(Dataset items)
------------------------------------------------

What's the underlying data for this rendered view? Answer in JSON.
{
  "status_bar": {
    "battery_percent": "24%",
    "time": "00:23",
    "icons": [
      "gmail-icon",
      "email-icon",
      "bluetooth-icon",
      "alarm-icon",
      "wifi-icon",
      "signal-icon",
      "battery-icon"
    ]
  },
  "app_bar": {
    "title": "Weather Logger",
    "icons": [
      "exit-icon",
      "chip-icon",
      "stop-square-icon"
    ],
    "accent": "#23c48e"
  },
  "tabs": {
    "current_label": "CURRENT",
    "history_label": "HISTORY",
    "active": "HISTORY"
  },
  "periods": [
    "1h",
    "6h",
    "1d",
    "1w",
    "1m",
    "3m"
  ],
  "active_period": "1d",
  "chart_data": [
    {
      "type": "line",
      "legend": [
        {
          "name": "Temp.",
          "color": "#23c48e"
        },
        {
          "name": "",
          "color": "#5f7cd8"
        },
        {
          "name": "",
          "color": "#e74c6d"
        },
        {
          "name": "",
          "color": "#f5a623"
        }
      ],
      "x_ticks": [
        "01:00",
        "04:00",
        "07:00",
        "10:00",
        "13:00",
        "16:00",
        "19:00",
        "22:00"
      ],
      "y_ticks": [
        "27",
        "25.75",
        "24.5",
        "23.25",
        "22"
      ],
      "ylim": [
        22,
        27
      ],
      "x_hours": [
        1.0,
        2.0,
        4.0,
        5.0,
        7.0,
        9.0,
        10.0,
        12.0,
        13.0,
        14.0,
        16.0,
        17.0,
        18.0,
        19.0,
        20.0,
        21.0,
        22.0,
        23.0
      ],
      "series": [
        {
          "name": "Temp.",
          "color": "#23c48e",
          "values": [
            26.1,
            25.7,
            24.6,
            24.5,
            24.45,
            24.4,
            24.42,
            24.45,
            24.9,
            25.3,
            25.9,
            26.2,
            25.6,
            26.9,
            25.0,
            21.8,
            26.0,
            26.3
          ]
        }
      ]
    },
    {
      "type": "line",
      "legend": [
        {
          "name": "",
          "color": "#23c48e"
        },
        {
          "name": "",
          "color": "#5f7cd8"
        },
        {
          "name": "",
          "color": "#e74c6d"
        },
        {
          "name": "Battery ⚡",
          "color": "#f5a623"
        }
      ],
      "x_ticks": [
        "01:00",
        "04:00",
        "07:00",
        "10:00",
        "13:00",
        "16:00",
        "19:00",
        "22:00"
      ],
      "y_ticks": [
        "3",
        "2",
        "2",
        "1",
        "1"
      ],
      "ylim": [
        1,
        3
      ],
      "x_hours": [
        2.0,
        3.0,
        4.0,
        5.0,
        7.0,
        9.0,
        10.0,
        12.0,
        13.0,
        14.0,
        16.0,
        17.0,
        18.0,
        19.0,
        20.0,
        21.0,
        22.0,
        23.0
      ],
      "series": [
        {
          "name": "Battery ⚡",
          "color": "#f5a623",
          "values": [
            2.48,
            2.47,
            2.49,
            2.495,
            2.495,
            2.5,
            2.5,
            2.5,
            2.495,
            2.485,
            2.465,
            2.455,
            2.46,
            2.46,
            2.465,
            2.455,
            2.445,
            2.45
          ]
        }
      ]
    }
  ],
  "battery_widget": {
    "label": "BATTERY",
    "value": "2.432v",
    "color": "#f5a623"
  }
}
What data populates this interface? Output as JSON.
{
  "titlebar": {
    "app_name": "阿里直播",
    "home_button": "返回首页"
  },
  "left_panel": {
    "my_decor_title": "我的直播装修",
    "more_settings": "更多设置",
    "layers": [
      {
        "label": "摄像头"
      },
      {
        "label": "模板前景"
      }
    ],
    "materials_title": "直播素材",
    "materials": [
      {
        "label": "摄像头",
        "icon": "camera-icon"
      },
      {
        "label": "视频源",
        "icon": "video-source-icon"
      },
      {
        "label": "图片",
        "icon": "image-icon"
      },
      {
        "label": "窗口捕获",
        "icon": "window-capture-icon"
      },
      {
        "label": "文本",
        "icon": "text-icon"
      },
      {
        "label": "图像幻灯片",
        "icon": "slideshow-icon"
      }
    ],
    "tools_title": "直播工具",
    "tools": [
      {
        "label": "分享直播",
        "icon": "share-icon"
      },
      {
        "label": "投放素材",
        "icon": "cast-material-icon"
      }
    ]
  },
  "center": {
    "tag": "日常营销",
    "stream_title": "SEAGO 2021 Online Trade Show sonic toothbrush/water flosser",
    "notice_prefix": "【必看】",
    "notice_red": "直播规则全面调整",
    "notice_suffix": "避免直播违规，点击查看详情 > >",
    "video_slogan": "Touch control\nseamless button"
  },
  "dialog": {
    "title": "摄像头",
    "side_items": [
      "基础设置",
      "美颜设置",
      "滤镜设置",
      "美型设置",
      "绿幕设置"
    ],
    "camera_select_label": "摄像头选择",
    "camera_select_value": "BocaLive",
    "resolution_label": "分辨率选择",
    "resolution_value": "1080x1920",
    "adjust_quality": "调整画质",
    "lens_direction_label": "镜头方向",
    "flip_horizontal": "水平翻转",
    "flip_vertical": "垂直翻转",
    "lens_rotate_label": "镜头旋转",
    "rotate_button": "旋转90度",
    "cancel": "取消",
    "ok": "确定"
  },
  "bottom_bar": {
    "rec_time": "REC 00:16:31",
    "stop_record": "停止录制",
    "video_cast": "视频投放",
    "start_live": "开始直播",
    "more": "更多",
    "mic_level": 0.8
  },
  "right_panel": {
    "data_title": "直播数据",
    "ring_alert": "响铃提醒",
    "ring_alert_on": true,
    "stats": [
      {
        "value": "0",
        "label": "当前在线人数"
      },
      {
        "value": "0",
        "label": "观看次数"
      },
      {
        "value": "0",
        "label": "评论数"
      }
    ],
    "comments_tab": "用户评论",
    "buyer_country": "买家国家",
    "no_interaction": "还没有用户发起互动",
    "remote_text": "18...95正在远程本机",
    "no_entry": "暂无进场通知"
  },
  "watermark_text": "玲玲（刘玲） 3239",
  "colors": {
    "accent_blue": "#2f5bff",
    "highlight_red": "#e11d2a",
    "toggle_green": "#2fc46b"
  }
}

------------------------------------------------

Repeat the data precisely, line by line.

* _THE ANSWER_:
What's the underlying data for this rendered view? Answer in JSON.
{
  "status_bar": {
    "battery_percent": "24%",
    "time": "00:23",
    "icons": [
      "gmail-icon",
      "email-icon",
      "bluetooth-icon",
      "alarm-icon",
      "wifi-icon",
      "signal-icon",
      "battery-icon"
    ]
  },
  "app_bar": {
    "title": "Weather Logger",
    "icons": [
      "exit-icon",
      "chip-icon",
      "stop-square-icon"
    ],
    "accent": "#23c48e"
  },
  "tabs": {
    "current_label": "CURRENT",
    "history_label": "HISTORY",
    "active": "HISTORY"
  },
  "periods": [
    "1h",
    "6h",
    "1d",
    "1w",
    "1m",
    "3m"
  ],
  "active_period": "1d",
  "chart_data": [
    {
      "type": "line",
      "legend": [
        {
          "name": "Temp.",
          "color": "#23c48e"
        },
        {
          "name": "",
          "color": "#5f7cd8"
        },
        {
          "name": "",
          "color": "#e74c6d"
        },
        {
          "name": "",
          "color": "#f5a623"
        }
      ],
      "x_ticks": [
        "01:00",
        "04:00",
        "07:00",
        "10:00",
        "13:00",
        "16:00",
        "19:00",
        "22:00"
      ],
      "y_ticks": [
        "27",
        "25.75",
        "24.5",
        "23.25",
        "22"
      ],
      "ylim": [
        22,
        27
      ],
      "x_hours": [
        1.0,
        2.0,
        4.0,
        5.0,
        7.0,
        9.0,
        10.0,
        12.0,
        13.0,
        14.0,
        16.0,
        17.0,
        18.0,
        19.0,
        20.0,
        21.0,
        22.0,
        23.0
      ],
      "series": [
        {
          "name": "Temp.",
          "color": "#23c48e",
          "values": [
            26.1,
            25.7,
            24.6,
            24.5,
            24.45,
            24.4,
            24.42,
            24.45,
            24.9,
            25.3,
            25.9,
            26.2,
            25.6,
            26.9,
            25.0,
            21.8,
            26.0,
            26.3
          ]
        }
      ]
    },
    {
      "type": "line",
      "legend": [
        {
          "name": "",
          "color": "#23c48e"
        },
        {
          "name": "",
          "color": "#5f7cd8"
        },
        {
          "name": "",
          "color": "#e74c6d"
        },
        {
          "name": "Battery ⚡",
          "color": "#f5a623"
        }
      ],
      "x_ticks": [
        "01:00",
        "04:00",
        "07:00",
        "10:00",
        "13:00",
        "16:00",
        "19:00",
        "22:00"
      ],
      "y_ticks": [
        "3",
        "2",
        "2",
        "1",
        "1"
      ],
      "ylim": [
        1,
        3
      ],
      "x_hours": [
        2.0,
        3.0,
        4.0,
        5.0,
        7.0,
        9.0,
        10.0,
        12.0,
        13.0,
        14.0,
        16.0,
        17.0,
        18.0,
        19.0,
        20.0,
        21.0,
        22.0,
        23.0
      ],
      "series": [
        {
          "name": "Battery ⚡",
          "color": "#f5a623",
          "values": [
            2.48,
            2.47,
            2.49,
            2.495,
            2.495,
            2.5,
            2.5,
            2.5,
            2.495,
            2.485,
            2.465,
            2.455,
            2.46,
            2.46,
            2.465,
            2.455,
            2.445,
            2.45
          ]
        }
      ]
    }
  ],
  "battery_widget": {
    "label": "BATTERY",
    "value": "2.432v",
    "color": "#f5a623"
  }
}
What data populates this interface? Output as JSON.
{
  "titlebar": {
    "app_name": "阿里直播",
    "home_button": "返回首页"
  },
  "left_panel": {
    "my_decor_title": "我的直播装修",
    "more_settings": "更多设置",
    "layers": [
      {
        "label": "摄像头"
      },
      {
        "label": "模板前景"
      }
    ],
    "materials_title": "直播素材",
    "materials": [
      {
        "label": "摄像头",
        "icon": "camera-icon"
      },
      {
        "label": "视频源",
        "icon": "video-source-icon"
      },
      {
        "label": "图片",
        "icon": "image-icon"
      },
      {
        "label": "窗口捕获",
        "icon": "window-capture-icon"
      },
      {
        "label": "文本",
        "icon": "text-icon"
      },
      {
        "label": "图像幻灯片",
        "icon": "slideshow-icon"
      }
    ],
    "tools_title": "直播工具",
    "tools": [
      {
        "label": "分享直播",
        "icon": "share-icon"
      },
      {
        "label": "投放素材",
        "icon": "cast-material-icon"
      }
    ]
  },
  "center": {
    "tag": "日常营销",
    "stream_title": "SEAGO 2021 Online Trade Show sonic toothbrush/water flosser",
    "notice_prefix": "【必看】",
    "notice_red": "直播规则全面调整",
    "notice_suffix": "避免直播违规，点击查看详情 > >",
    "video_slogan": "Touch control\nseamless button"
  },
  "dialog": {
    "title": "摄像头",
    "side_items": [
      "基础设置",
      "美颜设置",
      "滤镜设置",
      "美型设置",
      "绿幕设置"
    ],
    "camera_select_label": "摄像头选择",
    "camera_select_value": "BocaLive",
    "resolution_label": "分辨率选择",
    "resolution_value": "1080x1920",
    "adjust_quality": "调整画质",
    "lens_direction_label": "镜头方向",
    "flip_horizontal": "水平翻转",
    "flip_vertical": "垂直翻转",
    "lens_rotate_label": "镜头旋转",
    "rotate_button": "旋转90度",
    "cancel": "取消",
    "ok": "确定"
  },
  "bottom_bar": {
    "rec_time": "REC 00:16:31",
    "stop_record": "停止录制",
    "video_cast": "视频投放",
    "start_live": "开始直播",
    "more": "更多",
    "mic_level": 0.8
  },
  "right_panel": {
    "data_title": "直播数据",
    "ring_alert": "响铃提醒",
    "ring_alert_on": true,
    "stats": [
      {
        "value": "0",
        "label": "当前在线人数"
      },
      {
        "value": "0",
        "label": "观看次数"
      },
      {
        "value": "0",
        "label": "评论数"
      }
    ],
    "comments_tab": "用户评论",
    "buyer_country": "买家国家",
    "no_interaction": "还没有用户发起互动",
    "remote_text": "18...95正在远程本机",
    "no_entry": "暂无进场通知"
  },
  "watermark_text": "玲玲（刘玲） 3239",
  "colors": {
    "accent_blue": "#2f5bff",
    "highlight_red": "#e11d2a",
    "toggle_green": "#2fc46b"
  }
}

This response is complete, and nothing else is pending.